%%

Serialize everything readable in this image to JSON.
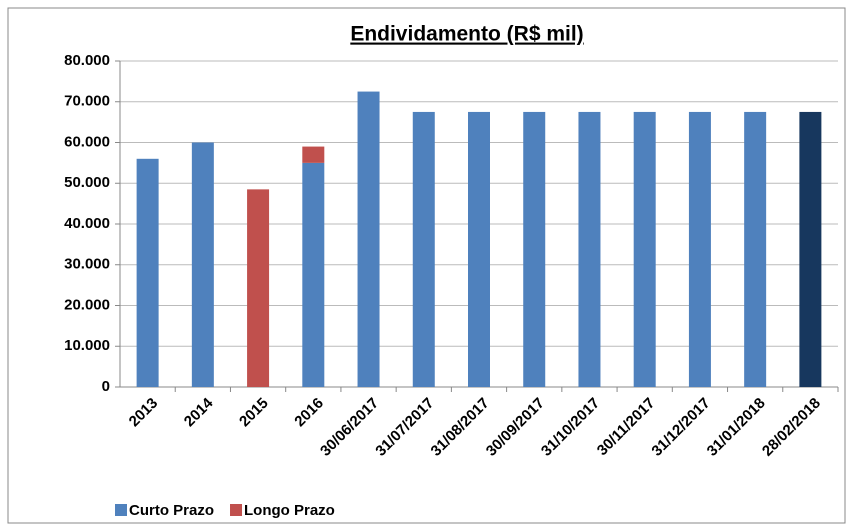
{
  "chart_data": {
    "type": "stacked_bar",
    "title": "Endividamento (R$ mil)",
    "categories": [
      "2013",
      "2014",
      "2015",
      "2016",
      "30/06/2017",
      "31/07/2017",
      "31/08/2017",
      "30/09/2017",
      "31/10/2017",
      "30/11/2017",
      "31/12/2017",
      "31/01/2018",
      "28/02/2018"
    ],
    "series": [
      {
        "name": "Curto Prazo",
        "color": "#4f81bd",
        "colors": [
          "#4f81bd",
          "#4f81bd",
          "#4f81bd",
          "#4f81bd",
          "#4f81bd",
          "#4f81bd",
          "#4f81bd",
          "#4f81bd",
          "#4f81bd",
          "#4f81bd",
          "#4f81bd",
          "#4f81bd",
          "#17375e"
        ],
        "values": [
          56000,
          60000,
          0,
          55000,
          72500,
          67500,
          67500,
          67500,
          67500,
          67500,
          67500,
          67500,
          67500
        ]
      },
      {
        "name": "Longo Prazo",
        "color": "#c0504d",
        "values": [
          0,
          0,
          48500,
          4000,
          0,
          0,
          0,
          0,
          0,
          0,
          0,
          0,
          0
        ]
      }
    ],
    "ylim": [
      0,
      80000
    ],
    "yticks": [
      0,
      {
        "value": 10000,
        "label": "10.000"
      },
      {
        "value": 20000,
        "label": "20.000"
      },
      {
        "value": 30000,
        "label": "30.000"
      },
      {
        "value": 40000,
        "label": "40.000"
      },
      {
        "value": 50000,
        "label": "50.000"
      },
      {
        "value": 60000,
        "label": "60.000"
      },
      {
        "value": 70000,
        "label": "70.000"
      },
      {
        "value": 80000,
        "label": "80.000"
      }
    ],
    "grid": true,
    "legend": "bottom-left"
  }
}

%%
%%

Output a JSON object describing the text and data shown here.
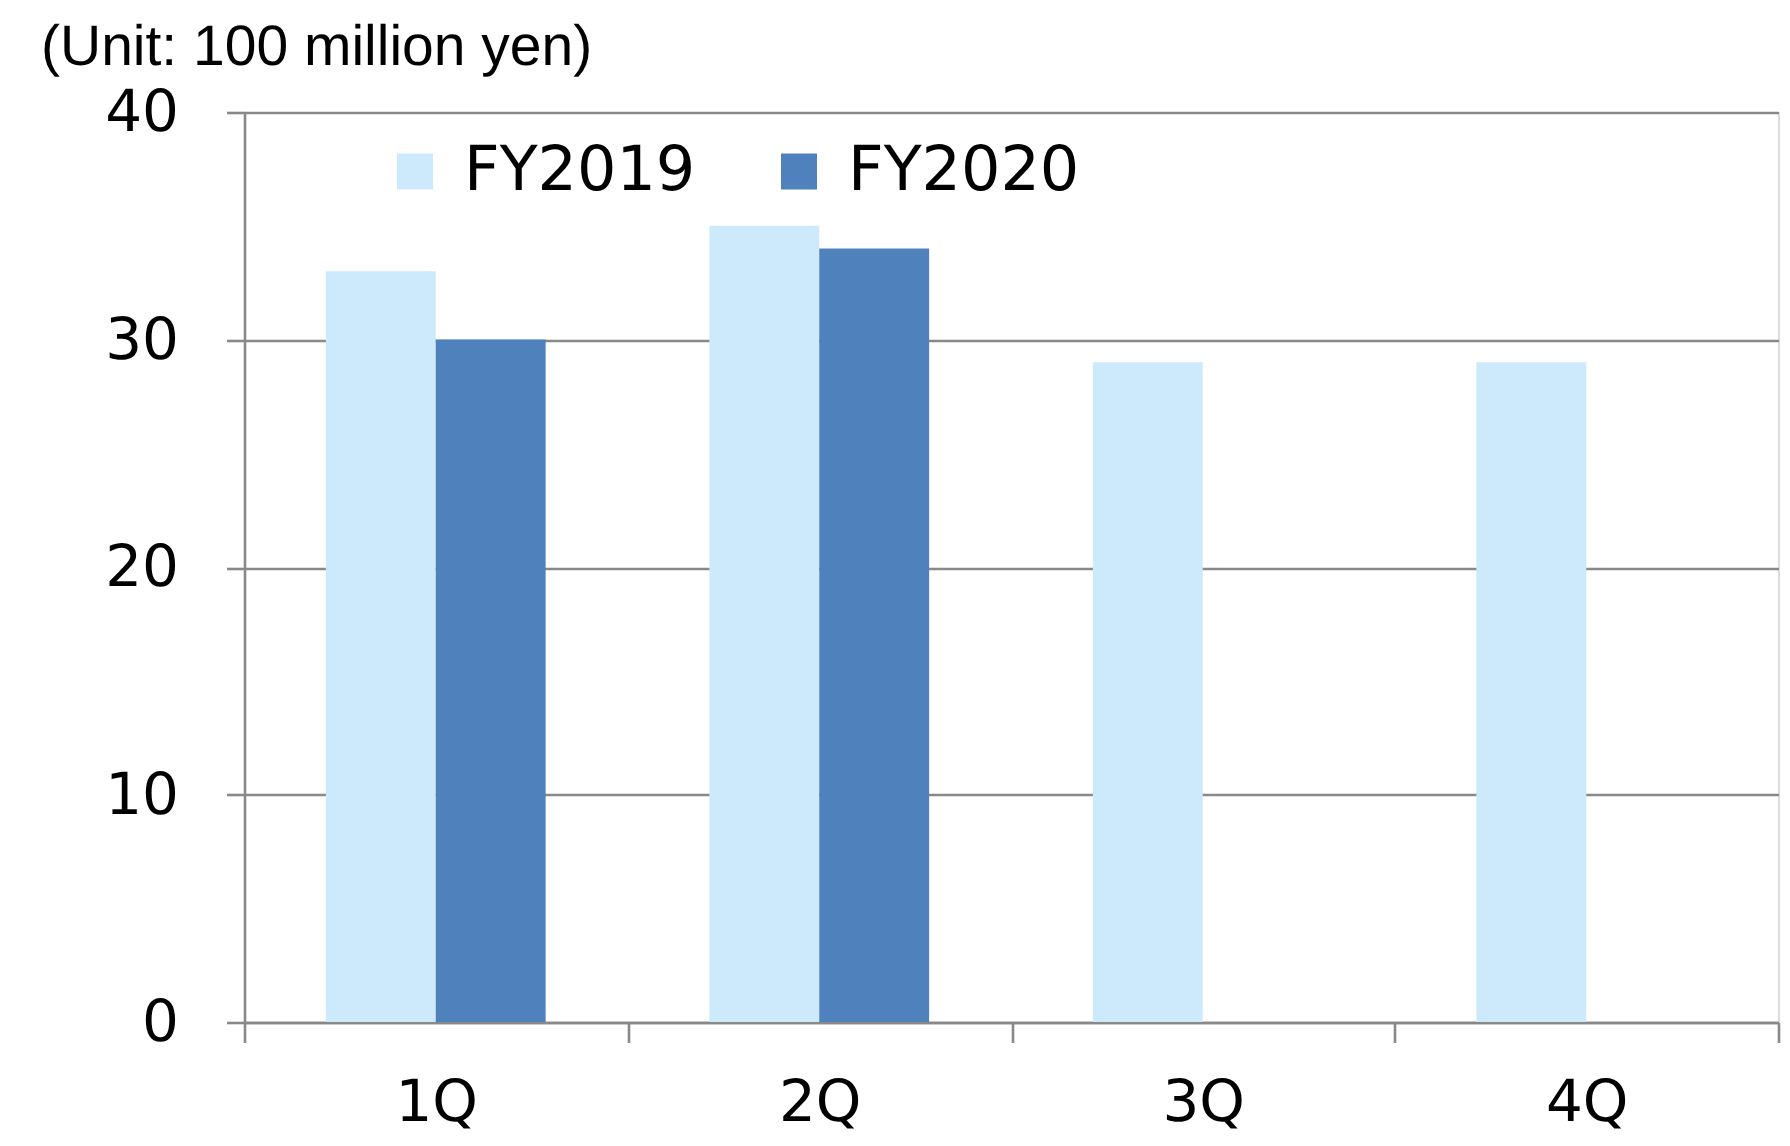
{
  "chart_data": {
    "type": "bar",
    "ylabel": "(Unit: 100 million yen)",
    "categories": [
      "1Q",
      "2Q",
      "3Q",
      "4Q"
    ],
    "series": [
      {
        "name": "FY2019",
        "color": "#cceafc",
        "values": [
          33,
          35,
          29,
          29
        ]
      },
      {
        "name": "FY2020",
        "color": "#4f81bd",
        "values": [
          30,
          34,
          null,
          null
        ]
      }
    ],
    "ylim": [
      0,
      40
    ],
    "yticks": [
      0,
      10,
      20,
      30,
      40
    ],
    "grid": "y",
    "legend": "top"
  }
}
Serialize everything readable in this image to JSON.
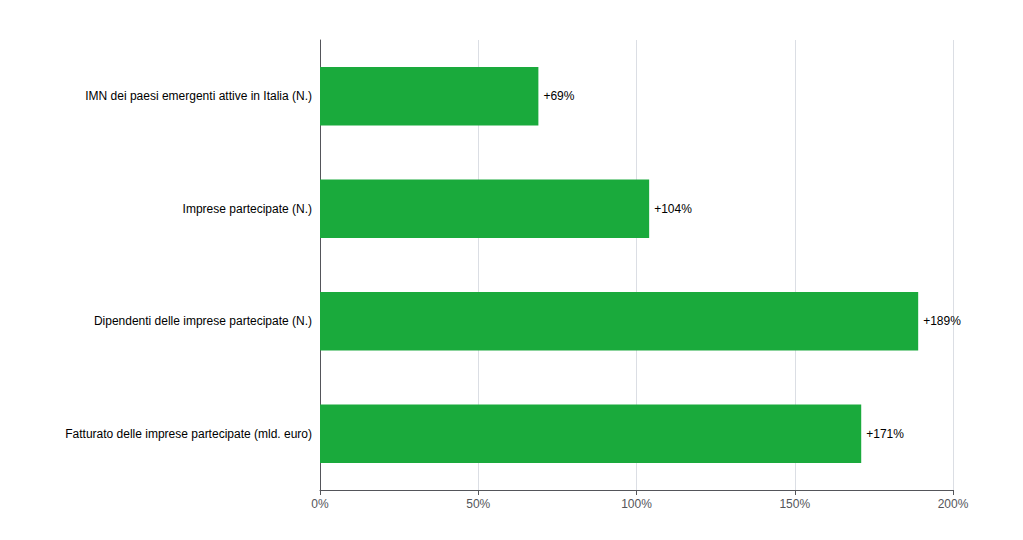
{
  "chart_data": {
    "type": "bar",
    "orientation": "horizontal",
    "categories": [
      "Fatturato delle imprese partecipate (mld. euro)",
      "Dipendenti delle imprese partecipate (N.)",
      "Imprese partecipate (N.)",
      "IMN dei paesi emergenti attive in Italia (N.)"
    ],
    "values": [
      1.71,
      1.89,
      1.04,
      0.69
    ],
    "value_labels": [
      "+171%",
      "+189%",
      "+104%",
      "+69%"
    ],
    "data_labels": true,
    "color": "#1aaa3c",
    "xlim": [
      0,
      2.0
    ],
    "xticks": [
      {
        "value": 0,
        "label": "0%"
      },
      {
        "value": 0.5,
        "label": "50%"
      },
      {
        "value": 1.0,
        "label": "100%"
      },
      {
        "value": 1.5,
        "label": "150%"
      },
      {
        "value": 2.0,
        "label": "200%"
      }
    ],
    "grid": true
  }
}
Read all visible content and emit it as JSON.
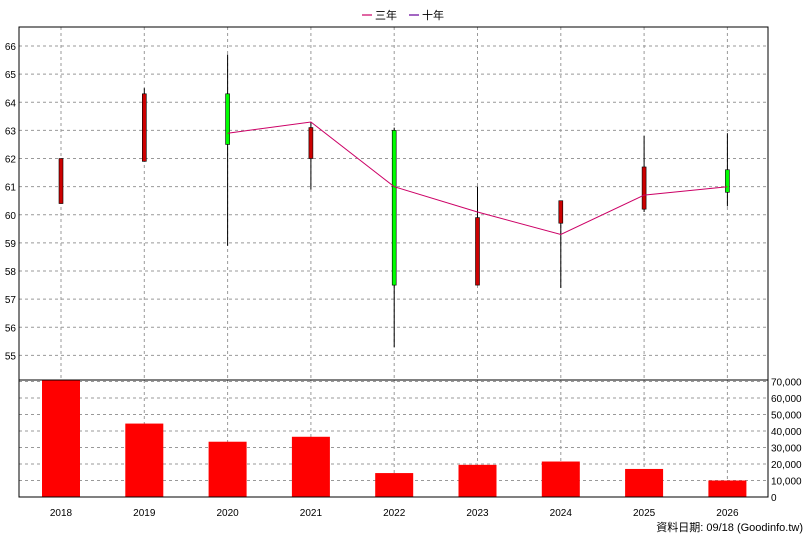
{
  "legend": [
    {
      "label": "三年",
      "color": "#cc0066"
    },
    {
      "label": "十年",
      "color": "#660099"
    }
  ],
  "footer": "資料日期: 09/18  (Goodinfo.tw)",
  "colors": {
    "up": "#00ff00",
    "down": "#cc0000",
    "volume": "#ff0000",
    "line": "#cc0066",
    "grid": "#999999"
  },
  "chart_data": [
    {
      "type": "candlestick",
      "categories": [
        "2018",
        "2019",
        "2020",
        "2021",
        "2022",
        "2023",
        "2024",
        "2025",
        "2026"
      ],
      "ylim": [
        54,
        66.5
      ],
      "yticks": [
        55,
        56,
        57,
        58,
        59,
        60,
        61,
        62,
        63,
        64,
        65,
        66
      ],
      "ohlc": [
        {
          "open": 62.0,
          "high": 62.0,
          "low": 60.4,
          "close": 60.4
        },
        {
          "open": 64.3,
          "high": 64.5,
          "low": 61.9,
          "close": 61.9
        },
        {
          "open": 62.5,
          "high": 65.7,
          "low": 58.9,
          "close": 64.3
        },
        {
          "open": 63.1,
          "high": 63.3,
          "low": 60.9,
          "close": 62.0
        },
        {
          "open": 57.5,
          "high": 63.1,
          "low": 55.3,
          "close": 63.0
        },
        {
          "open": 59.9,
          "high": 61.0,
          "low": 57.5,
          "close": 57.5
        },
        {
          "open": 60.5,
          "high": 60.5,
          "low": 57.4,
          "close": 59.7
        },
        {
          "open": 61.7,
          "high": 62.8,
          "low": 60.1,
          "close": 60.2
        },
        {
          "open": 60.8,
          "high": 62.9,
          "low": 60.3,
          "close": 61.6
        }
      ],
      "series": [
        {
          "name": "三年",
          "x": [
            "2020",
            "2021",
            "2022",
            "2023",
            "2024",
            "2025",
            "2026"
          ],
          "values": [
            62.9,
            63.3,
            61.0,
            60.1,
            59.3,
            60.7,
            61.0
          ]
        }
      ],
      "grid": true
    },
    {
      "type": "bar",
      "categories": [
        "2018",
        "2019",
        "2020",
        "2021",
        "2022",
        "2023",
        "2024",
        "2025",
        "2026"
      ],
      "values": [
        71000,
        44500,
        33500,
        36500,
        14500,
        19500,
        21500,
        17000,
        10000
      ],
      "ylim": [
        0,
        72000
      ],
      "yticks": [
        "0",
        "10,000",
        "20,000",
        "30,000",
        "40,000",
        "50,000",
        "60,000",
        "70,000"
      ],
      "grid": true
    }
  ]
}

%%

--- What the task asks ---
Scan the listing above. Gather each line that contains the word "name".

--- Written solution ---
        "name": "Curto Prazo",
        "name": "Longo Prazo",
        "name": "FY2019",
        "name": "FY2020",
          "name": "三年",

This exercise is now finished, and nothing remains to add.